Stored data

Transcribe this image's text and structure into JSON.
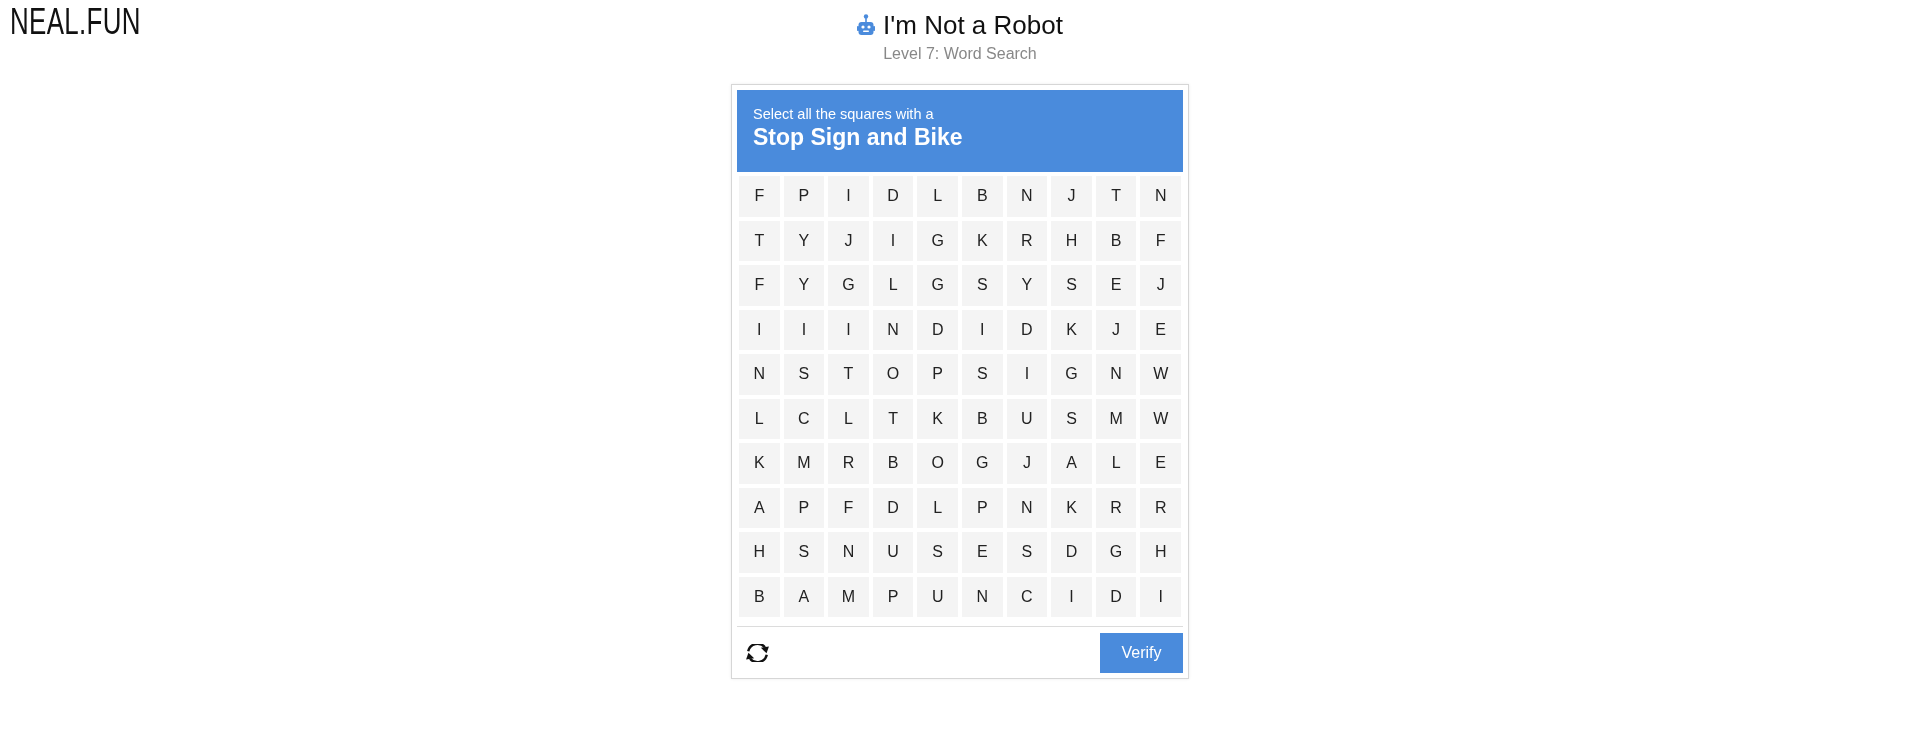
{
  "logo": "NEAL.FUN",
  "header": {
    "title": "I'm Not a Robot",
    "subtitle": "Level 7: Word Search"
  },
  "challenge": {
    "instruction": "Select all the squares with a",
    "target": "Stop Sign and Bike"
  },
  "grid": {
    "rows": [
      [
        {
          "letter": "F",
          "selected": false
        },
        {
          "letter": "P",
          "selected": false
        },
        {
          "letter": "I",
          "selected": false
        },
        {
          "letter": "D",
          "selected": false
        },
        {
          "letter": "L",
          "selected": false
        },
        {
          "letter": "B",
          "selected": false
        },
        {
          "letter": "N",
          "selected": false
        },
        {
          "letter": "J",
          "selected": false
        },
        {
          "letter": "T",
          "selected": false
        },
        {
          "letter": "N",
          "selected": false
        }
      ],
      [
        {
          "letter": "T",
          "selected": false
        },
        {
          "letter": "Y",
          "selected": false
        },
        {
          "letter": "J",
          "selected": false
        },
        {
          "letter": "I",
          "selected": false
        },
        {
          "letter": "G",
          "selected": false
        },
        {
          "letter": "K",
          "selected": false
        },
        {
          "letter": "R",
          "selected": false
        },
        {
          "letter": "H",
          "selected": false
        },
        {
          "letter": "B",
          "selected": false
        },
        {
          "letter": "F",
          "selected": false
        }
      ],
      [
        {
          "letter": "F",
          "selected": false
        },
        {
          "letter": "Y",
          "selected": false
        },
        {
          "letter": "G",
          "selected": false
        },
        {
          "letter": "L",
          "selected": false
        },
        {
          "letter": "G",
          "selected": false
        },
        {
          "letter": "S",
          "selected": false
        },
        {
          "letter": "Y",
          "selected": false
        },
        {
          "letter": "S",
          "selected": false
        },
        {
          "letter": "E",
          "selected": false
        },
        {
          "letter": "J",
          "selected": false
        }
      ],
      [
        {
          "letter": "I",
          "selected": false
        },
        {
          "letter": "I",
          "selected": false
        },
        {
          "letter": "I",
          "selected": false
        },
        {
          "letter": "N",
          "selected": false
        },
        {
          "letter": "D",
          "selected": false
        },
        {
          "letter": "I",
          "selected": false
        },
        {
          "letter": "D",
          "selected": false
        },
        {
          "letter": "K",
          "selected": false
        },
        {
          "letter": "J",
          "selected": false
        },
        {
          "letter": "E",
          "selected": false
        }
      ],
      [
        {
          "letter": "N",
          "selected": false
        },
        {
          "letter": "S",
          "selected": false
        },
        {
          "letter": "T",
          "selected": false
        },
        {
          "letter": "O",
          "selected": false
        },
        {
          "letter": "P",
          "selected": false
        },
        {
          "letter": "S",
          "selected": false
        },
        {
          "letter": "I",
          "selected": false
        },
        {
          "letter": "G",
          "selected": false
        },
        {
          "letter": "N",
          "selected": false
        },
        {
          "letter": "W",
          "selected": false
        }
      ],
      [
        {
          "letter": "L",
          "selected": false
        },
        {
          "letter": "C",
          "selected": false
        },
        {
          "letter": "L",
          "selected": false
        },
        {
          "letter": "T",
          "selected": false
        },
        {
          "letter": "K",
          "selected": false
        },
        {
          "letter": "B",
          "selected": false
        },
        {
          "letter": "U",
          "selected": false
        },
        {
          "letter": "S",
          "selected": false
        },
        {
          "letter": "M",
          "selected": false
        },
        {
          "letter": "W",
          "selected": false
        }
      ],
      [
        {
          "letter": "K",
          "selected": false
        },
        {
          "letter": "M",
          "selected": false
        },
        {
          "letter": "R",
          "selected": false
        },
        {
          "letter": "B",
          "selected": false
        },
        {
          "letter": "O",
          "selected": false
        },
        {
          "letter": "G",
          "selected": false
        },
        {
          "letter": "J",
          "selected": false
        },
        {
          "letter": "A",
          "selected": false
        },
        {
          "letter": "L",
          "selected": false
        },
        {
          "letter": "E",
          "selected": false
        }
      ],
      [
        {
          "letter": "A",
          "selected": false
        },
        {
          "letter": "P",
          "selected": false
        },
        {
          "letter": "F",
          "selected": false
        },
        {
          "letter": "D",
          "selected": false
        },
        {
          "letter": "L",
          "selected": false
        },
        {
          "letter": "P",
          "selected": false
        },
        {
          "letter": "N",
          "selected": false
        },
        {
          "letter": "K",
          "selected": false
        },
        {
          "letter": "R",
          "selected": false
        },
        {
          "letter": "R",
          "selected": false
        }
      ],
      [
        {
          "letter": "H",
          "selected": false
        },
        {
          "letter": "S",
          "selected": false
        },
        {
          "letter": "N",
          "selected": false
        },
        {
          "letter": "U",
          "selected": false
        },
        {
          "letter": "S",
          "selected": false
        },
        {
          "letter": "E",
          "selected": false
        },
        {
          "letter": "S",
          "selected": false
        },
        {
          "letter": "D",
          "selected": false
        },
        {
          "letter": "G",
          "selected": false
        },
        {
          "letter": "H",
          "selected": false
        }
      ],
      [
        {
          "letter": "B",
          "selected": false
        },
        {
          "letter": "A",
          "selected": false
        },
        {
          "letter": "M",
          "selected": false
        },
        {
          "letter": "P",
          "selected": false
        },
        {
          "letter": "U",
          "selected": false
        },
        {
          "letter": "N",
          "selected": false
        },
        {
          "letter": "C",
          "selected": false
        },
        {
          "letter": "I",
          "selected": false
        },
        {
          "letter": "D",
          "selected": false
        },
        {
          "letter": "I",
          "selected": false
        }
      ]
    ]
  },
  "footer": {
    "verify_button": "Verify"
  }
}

▶ [Task requirements] Every line of the material is to be quoted exactly, with no pictures carried over.

▶ [Response to this task]
Transcribe this image's text and structure into JSON.
{
  "logo": "NEAL.FUN",
  "header": {
    "title": "I'm Not a Robot",
    "subtitle": "Level 7: Word Search"
  },
  "challenge": {
    "instruction": "Select all the squares with a",
    "target": "Stop Sign and Bike"
  },
  "grid": {
    "rows": [
      [
        {
          "letter": "F",
          "selected": false
        },
        {
          "letter": "P",
          "selected": false
        },
        {
          "letter": "I",
          "selected": false
        },
        {
          "letter": "D",
          "selected": false
        },
        {
          "letter": "L",
          "selected": false
        },
        {
          "letter": "B",
          "selected": false
        },
        {
          "letter": "N",
          "selected": false
        },
        {
          "letter": "J",
          "selected": false
        },
        {
          "letter": "T",
          "selected": false
        },
        {
          "letter": "N",
          "selected": false
        }
      ],
      [
        {
          "letter": "T",
          "selected": false
        },
        {
          "letter": "Y",
          "selected": false
        },
        {
          "letter": "J",
          "selected": false
        },
        {
          "letter": "I",
          "selected": false
        },
        {
          "letter": "G",
          "selected": false
        },
        {
          "letter": "K",
          "selected": false
        },
        {
          "letter": "R",
          "selected": false
        },
        {
          "letter": "H",
          "selected": false
        },
        {
          "letter": "B",
          "selected": false
        },
        {
          "letter": "F",
          "selected": false
        }
      ],
      [
        {
          "letter": "F",
          "selected": false
        },
        {
          "letter": "Y",
          "selected": false
        },
        {
          "letter": "G",
          "selected": false
        },
        {
          "letter": "L",
          "selected": false
        },
        {
          "letter": "G",
          "selected": false
        },
        {
          "letter": "S",
          "selected": false
        },
        {
          "letter": "Y",
          "selected": false
        },
        {
          "letter": "S",
          "selected": false
        },
        {
          "letter": "E",
          "selected": false
        },
        {
          "letter": "J",
          "selected": false
        }
      ],
      [
        {
          "letter": "I",
          "selected": false
        },
        {
          "letter": "I",
          "selected": false
        },
        {
          "letter": "I",
          "selected": false
        },
        {
          "letter": "N",
          "selected": false
        },
        {
          "letter": "D",
          "selected": false
        },
        {
          "letter": "I",
          "selected": false
        },
        {
          "letter": "D",
          "selected": false
        },
        {
          "letter": "K",
          "selected": false
        },
        {
          "letter": "J",
          "selected": false
        },
        {
          "letter": "E",
          "selected": false
        }
      ],
      [
        {
          "letter": "N",
          "selected": false
        },
        {
          "letter": "S",
          "selected": false
        },
        {
          "letter": "T",
          "selected": false
        },
        {
          "letter": "O",
          "selected": false
        },
        {
          "letter": "P",
          "selected": false
        },
        {
          "letter": "S",
          "selected": false
        },
        {
          "letter": "I",
          "selected": false
        },
        {
          "letter": "G",
          "selected": false
        },
        {
          "letter": "N",
          "selected": false
        },
        {
          "letter": "W",
          "selected": false
        }
      ],
      [
        {
          "letter": "L",
          "selected": false
        },
        {
          "letter": "C",
          "selected": false
        },
        {
          "letter": "L",
          "selected": false
        },
        {
          "letter": "T",
          "selected": false
        },
        {
          "letter": "K",
          "selected": false
        },
        {
          "letter": "B",
          "selected": false
        },
        {
          "letter": "U",
          "selected": false
        },
        {
          "letter": "S",
          "selected": false
        },
        {
          "letter": "M",
          "selected": false
        },
        {
          "letter": "W",
          "selected": false
        }
      ],
      [
        {
          "letter": "K",
          "selected": false
        },
        {
          "letter": "M",
          "selected": false
        },
        {
          "letter": "R",
          "selected": false
        },
        {
          "letter": "B",
          "selected": false
        },
        {
          "letter": "O",
          "selected": false
        },
        {
          "letter": "G",
          "selected": false
        },
        {
          "letter": "J",
          "selected": false
        },
        {
          "letter": "A",
          "selected": false
        },
        {
          "letter": "L",
          "selected": false
        },
        {
          "letter": "E",
          "selected": false
        }
      ],
      [
        {
          "letter": "A",
          "selected": false
        },
        {
          "letter": "P",
          "selected": false
        },
        {
          "letter": "F",
          "selected": false
        },
        {
          "letter": "D",
          "selected": false
        },
        {
          "letter": "L",
          "selected": false
        },
        {
          "letter": "P",
          "selected": false
        },
        {
          "letter": "N",
          "selected": false
        },
        {
          "letter": "K",
          "selected": false
        },
        {
          "letter": "R",
          "selected": false
        },
        {
          "letter": "R",
          "selected": false
        }
      ],
      [
        {
          "letter": "H",
          "selected": false
        },
        {
          "letter": "S",
          "selected": false
        },
        {
          "letter": "N",
          "selected": false
        },
        {
          "letter": "U",
          "selected": false
        },
        {
          "letter": "S",
          "selected": false
        },
        {
          "letter": "E",
          "selected": false
        },
        {
          "letter": "S",
          "selected": false
        },
        {
          "letter": "D",
          "selected": false
        },
        {
          "letter": "G",
          "selected": false
        },
        {
          "letter": "H",
          "selected": false
        }
      ],
      [
        {
          "letter": "B",
          "selected": false
        },
        {
          "letter": "A",
          "selected": false
        },
        {
          "letter": "M",
          "selected": false
        },
        {
          "letter": "P",
          "selected": false
        },
        {
          "letter": "U",
          "selected": false
        },
        {
          "letter": "N",
          "selected": false
        },
        {
          "letter": "C",
          "selected": false
        },
        {
          "letter": "I",
          "selected": false
        },
        {
          "letter": "D",
          "selected": false
        },
        {
          "letter": "I",
          "selected": false
        }
      ]
    ]
  },
  "footer": {
    "verify_button": "Verify"
  }
}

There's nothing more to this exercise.